# Task objective:
Find every line with the word "category". Copy those lines.

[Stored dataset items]
----------------

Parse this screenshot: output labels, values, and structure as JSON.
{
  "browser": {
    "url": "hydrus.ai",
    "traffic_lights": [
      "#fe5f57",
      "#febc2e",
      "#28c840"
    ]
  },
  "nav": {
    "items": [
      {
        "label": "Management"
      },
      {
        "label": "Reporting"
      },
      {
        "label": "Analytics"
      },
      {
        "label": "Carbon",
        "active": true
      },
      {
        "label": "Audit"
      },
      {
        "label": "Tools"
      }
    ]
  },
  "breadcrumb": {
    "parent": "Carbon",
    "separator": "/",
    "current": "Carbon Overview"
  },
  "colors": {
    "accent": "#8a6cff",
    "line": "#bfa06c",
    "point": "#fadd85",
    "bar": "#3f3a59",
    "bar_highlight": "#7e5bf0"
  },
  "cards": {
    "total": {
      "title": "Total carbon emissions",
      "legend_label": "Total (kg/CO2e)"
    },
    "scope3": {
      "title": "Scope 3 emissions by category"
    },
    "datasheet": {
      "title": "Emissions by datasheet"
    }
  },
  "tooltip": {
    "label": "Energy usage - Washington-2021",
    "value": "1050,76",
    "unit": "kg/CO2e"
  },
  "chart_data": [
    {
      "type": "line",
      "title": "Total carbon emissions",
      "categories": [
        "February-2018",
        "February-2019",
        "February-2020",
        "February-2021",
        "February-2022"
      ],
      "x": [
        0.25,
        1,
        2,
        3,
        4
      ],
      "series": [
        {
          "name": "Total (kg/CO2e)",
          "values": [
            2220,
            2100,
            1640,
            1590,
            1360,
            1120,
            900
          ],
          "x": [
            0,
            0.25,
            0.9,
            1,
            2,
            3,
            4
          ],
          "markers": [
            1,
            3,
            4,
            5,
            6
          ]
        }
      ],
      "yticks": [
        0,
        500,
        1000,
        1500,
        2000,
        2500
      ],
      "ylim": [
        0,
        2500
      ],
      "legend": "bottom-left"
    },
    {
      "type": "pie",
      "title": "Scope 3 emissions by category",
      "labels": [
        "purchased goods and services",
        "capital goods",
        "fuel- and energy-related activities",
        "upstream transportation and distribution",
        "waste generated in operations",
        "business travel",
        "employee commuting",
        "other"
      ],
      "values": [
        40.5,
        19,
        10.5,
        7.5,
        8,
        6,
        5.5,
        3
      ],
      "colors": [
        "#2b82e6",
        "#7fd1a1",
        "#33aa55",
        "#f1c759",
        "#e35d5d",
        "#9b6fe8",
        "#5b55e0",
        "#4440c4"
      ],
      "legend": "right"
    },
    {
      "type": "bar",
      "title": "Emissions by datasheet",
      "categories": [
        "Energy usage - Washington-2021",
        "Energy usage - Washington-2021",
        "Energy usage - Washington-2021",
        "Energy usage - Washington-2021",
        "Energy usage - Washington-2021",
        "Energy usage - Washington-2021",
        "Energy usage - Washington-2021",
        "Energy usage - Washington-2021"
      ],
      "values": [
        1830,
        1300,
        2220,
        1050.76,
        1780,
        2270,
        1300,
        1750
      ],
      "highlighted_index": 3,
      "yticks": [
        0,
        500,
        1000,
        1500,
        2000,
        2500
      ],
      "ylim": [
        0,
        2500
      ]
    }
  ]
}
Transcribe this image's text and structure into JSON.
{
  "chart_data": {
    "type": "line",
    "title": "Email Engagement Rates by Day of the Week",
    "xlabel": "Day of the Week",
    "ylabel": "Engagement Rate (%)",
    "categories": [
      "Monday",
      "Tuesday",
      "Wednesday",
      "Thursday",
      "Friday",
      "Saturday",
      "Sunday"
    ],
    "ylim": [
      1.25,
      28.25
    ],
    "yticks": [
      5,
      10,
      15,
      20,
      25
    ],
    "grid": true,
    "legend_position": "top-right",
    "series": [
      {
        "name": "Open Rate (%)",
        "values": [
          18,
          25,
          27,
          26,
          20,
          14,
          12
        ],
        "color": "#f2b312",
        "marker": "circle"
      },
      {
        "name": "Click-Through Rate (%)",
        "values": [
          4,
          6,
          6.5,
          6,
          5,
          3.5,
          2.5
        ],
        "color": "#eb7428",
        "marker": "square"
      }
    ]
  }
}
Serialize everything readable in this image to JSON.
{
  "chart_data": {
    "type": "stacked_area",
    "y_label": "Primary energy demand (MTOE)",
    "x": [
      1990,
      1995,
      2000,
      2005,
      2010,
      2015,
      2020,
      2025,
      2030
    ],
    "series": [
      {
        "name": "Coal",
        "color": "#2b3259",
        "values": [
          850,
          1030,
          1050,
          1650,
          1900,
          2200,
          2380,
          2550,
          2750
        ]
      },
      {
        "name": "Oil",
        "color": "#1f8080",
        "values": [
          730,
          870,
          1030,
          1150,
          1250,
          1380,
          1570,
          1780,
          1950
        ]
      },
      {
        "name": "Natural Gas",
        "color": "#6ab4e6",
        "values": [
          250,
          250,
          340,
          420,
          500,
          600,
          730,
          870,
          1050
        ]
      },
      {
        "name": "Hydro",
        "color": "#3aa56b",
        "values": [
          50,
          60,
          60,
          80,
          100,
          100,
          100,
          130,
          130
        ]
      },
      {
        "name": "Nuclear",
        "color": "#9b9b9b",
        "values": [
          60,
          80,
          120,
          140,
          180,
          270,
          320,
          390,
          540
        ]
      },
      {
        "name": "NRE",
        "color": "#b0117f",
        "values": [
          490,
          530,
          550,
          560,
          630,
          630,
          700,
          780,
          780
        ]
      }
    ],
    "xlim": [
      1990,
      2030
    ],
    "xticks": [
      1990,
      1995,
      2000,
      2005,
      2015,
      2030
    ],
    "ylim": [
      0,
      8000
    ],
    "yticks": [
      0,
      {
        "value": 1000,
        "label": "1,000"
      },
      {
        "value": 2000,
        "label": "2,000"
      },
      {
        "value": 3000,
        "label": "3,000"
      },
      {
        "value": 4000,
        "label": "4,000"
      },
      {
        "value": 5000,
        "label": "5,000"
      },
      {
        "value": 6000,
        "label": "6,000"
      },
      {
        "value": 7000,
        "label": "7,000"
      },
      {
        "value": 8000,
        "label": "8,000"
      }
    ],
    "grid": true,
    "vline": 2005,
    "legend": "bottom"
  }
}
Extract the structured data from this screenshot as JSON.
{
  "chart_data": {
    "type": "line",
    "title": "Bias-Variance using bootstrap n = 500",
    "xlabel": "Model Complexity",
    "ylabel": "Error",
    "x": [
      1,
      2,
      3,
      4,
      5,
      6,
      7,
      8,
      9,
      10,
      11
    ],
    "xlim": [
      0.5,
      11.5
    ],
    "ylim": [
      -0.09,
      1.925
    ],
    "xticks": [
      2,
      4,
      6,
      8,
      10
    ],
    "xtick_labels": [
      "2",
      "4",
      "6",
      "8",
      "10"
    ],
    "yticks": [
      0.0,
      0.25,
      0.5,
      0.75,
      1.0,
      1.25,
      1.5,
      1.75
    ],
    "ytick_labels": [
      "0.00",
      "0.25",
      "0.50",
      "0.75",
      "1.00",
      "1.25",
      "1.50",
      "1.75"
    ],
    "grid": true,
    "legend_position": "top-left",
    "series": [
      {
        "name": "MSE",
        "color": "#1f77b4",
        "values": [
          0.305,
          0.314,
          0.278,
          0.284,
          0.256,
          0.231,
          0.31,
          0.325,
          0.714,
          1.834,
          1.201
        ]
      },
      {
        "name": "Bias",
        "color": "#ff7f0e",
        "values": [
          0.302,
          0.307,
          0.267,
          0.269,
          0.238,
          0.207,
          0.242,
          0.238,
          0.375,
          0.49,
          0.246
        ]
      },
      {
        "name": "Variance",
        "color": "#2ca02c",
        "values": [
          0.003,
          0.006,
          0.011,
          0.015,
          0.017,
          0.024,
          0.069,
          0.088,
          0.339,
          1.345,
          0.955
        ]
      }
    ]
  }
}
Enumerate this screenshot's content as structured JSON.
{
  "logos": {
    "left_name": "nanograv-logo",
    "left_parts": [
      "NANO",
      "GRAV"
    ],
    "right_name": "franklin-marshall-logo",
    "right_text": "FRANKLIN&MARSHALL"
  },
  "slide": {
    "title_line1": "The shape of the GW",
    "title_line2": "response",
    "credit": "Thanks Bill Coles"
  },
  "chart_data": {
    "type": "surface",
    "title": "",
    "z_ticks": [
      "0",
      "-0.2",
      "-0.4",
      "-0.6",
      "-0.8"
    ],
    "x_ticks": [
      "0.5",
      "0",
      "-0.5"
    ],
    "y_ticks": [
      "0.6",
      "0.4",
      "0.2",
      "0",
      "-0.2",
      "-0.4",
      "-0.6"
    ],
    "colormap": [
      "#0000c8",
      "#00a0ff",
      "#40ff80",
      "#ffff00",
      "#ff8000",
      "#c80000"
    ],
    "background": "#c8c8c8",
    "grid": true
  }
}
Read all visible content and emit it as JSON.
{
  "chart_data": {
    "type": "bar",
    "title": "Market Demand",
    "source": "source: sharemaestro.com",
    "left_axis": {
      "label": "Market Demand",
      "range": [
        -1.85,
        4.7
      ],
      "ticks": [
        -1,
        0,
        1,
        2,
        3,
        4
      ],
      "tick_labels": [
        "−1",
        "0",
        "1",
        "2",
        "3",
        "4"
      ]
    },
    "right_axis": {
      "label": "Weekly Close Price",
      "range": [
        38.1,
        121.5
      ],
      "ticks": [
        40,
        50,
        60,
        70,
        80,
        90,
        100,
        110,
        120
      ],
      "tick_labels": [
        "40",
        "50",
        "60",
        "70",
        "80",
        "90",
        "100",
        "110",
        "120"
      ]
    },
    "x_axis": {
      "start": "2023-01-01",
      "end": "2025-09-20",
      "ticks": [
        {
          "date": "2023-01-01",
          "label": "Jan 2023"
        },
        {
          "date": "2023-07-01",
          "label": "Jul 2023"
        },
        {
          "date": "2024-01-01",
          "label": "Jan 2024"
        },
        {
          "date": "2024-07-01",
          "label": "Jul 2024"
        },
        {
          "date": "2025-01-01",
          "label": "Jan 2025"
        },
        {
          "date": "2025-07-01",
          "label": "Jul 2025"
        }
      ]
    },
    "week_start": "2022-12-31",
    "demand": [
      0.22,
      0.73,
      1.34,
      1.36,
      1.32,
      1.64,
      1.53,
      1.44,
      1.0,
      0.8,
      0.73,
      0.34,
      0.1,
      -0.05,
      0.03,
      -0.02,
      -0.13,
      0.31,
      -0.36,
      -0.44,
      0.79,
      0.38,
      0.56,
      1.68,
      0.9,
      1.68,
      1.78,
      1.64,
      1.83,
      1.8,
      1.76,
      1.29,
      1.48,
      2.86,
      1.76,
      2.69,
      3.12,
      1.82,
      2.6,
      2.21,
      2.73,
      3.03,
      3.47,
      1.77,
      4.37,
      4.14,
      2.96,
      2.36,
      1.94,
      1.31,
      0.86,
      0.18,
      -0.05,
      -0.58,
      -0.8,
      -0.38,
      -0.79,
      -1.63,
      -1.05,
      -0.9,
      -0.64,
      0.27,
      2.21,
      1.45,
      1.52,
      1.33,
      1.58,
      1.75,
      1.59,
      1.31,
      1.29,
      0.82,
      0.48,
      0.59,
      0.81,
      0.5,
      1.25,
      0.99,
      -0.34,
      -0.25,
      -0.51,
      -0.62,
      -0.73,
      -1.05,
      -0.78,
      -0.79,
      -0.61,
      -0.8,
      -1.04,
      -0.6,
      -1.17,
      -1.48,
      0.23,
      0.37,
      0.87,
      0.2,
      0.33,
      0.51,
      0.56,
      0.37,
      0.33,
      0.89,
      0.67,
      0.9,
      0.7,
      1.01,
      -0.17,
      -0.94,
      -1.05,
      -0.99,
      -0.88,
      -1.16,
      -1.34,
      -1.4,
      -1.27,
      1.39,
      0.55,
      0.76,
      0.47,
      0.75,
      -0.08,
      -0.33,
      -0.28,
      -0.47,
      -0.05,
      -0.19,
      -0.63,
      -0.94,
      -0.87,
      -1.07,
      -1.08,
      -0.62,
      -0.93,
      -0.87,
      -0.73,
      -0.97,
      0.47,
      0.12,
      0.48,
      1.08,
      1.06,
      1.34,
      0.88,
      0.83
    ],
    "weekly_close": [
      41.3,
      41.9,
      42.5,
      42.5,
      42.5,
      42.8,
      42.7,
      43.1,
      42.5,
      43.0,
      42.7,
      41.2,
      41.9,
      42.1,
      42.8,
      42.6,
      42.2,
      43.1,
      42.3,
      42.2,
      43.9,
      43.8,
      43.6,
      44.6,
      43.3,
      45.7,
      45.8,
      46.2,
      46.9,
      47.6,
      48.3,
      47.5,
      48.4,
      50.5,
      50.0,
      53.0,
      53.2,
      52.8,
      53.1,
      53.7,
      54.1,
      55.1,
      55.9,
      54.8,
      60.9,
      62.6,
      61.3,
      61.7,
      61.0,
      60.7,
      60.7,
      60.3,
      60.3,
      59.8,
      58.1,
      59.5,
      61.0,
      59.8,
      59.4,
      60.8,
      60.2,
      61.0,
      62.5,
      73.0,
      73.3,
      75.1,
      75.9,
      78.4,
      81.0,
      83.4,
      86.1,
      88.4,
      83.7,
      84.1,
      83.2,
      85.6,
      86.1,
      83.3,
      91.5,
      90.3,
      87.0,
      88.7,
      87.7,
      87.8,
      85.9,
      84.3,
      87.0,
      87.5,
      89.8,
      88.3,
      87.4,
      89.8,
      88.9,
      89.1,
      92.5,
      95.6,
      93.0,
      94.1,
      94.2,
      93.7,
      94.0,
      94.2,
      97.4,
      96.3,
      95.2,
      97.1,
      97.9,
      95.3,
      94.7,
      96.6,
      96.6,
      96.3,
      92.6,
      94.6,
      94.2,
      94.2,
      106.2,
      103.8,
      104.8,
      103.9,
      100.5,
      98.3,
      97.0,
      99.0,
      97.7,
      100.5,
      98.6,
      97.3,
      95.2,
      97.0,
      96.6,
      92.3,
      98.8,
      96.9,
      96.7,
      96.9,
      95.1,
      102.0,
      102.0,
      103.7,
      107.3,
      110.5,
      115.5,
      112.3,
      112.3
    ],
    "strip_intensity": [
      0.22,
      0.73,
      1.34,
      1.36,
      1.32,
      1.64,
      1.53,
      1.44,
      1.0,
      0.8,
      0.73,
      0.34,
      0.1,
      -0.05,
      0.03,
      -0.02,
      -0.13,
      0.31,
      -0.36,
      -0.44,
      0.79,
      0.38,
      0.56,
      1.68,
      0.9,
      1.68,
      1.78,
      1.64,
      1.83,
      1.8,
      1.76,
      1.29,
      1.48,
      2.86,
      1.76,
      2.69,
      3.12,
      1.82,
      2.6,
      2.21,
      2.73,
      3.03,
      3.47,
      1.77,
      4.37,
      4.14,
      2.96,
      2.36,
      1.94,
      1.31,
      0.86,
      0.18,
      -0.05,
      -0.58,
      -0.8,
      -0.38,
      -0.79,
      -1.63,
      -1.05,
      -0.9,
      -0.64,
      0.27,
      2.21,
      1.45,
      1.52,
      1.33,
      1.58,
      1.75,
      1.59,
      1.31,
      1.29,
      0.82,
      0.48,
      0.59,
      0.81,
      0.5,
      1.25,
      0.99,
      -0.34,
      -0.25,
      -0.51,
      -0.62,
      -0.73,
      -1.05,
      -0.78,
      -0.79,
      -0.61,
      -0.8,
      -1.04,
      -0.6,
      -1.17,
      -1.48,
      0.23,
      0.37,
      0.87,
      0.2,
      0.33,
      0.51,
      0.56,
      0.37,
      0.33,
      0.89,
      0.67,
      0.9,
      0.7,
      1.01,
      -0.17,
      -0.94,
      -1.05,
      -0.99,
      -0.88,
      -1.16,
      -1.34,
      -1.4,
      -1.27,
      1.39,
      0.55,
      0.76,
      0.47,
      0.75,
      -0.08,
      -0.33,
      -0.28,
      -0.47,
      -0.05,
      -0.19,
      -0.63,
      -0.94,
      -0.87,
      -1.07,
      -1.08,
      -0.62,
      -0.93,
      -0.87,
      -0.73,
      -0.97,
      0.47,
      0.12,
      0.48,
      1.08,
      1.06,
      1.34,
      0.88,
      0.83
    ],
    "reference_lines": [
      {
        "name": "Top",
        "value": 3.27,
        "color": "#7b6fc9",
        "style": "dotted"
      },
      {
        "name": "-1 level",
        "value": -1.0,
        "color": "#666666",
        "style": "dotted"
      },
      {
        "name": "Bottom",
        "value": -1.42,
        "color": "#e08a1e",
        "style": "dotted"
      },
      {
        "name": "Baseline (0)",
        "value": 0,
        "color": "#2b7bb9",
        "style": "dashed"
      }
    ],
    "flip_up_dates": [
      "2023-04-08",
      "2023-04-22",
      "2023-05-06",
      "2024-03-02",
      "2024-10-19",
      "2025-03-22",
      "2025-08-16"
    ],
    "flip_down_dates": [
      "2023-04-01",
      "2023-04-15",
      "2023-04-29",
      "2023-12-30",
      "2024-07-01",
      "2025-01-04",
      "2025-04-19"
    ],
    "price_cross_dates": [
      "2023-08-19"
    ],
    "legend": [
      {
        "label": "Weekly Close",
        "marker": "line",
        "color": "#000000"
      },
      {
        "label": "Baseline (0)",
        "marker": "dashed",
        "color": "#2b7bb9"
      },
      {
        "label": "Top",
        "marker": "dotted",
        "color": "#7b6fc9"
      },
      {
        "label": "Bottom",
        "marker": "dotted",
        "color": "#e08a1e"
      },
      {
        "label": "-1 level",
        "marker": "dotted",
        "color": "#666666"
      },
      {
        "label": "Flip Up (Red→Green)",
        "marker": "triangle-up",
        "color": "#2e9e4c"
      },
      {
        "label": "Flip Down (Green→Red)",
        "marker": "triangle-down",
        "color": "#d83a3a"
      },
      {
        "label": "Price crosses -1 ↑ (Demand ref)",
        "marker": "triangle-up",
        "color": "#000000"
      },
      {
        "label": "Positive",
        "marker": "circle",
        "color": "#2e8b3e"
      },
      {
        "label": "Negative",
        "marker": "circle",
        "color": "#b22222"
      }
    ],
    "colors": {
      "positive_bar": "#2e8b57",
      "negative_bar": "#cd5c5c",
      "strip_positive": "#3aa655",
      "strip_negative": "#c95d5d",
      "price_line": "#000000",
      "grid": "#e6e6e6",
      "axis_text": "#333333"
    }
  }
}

----------------

# Solved exercise:
      "title": "Scope 3 emissions by category"
      "title": "Scope 3 emissions by category",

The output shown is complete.